## Given problem
Each of the entries should be retyped precisely as it appears.

:: Data rows ::

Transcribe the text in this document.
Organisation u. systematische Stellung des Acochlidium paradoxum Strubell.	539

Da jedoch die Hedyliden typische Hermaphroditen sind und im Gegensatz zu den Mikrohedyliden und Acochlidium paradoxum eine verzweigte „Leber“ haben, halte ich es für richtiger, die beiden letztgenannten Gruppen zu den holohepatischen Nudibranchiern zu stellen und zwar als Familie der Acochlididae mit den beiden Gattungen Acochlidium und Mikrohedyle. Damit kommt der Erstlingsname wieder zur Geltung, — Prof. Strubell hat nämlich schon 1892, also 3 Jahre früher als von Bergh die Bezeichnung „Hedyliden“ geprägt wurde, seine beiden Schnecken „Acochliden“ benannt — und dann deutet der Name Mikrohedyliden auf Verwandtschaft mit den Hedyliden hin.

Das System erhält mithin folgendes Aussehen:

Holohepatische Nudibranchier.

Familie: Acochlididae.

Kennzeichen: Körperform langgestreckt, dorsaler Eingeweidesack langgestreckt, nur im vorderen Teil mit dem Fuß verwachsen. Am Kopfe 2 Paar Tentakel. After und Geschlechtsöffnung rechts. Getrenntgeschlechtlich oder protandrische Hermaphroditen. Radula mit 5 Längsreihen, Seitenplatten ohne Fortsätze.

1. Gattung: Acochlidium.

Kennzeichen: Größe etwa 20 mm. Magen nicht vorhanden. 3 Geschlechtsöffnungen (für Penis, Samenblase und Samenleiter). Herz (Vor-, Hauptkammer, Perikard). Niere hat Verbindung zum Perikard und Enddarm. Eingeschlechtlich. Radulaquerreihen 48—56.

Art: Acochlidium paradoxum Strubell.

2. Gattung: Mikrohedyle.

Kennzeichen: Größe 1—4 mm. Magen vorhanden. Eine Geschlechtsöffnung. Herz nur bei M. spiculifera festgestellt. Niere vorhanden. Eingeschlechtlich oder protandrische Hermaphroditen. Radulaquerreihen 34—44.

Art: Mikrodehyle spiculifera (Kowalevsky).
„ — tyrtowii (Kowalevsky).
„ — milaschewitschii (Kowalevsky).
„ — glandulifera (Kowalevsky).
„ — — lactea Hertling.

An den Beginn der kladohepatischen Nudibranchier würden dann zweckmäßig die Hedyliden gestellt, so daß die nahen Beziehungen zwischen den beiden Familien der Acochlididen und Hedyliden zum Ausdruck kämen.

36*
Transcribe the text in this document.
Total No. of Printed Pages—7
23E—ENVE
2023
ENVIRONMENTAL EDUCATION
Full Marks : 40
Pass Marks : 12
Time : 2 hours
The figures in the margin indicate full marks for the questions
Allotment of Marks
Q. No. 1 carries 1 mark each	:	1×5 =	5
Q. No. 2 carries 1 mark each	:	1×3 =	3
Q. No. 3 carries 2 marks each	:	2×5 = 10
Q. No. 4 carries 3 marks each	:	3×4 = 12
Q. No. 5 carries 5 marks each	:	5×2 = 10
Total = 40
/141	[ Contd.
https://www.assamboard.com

:::

## Task solution
Transcribe the text in this document.
Organisation u. systematische Stellung des Acochlidium paradoxum Strubell.	539

Da jedoch die Hedyliden typische Hermaphroditen sind und im Gegensatz zu den Mikrohedyliden und Acochlidium paradoxum eine verzweigte „Leber“ haben, halte ich es für richtiger, die beiden letztgenannten Gruppen zu den holohepatischen Nudibranchiern zu stellen und zwar als Familie der Acochlididae mit den beiden Gattungen Acochlidium und Mikrohedyle. Damit kommt der Erstlingsname wieder zur Geltung, — Prof. Strubell hat nämlich schon 1892, also 3 Jahre früher als von Bergh die Bezeichnung „Hedyliden“ geprägt wurde, seine beiden Schnecken „Acochliden“ benannt — und dann deutet der Name Mikrohedyliden auf Verwandtschaft mit den Hedyliden hin.

Das System erhält mithin folgendes Aussehen:

Holohepatische Nudibranchier.

Familie: Acochlididae.

Kennzeichen: Körperform langgestreckt, dorsaler Eingeweidesack langgestreckt, nur im vorderen Teil mit dem Fuß verwachsen. Am Kopfe 2 Paar Tentakel. After und Geschlechtsöffnung rechts. Getrenntgeschlechtlich oder protandrische Hermaphroditen. Radula mit 5 Längsreihen, Seitenplatten ohne Fortsätze.

1. Gattung: Acochlidium.

Kennzeichen: Größe etwa 20 mm. Magen nicht vorhanden. 3 Geschlechtsöffnungen (für Penis, Samenblase und Samenleiter). Herz (Vor-, Hauptkammer, Perikard). Niere hat Verbindung zum Perikard und Enddarm. Eingeschlechtlich. Radulaquerreihen 48—56.

Art: Acochlidium paradoxum Strubell.

2. Gattung: Mikrohedyle.

Kennzeichen: Größe 1—4 mm. Magen vorhanden. Eine Geschlechtsöffnung. Herz nur bei M. spiculifera festgestellt. Niere vorhanden. Eingeschlechtlich oder protandrische Hermaphroditen. Radulaquerreihen 34—44.

Art: Mikrodehyle spiculifera (Kowalevsky).
„ — tyrtowii (Kowalevsky).
„ — milaschewitschii (Kowalevsky).
„ — glandulifera (Kowalevsky).
„ — — lactea Hertling.

An den Beginn der kladohepatischen Nudibranchier würden dann zweckmäßig die Hedyliden gestellt, so daß die nahen Beziehungen zwischen den beiden Familien der Acochlididen und Hedyliden zum Ausdruck kämen.

36*
Transcribe the text in this document.
Total No. of Printed Pages—7
23E—ENVE
2023
ENVIRONMENTAL EDUCATION
Full Marks : 40
Pass Marks : 12
Time : 2 hours
The figures in the margin indicate full marks for the questions
Allotment of Marks
Q. No. 1 carries 1 mark each	:	1×5 =	5
Q. No. 2 carries 1 mark each	:	1×3 =	3
Q. No. 3 carries 2 marks each	:	2×5 = 10
Q. No. 4 carries 3 marks each	:	3×4 = 12
Q. No. 5 carries 5 marks each	:	5×2 = 10
Total = 40
/141	[ Contd.
https://www.assamboard.com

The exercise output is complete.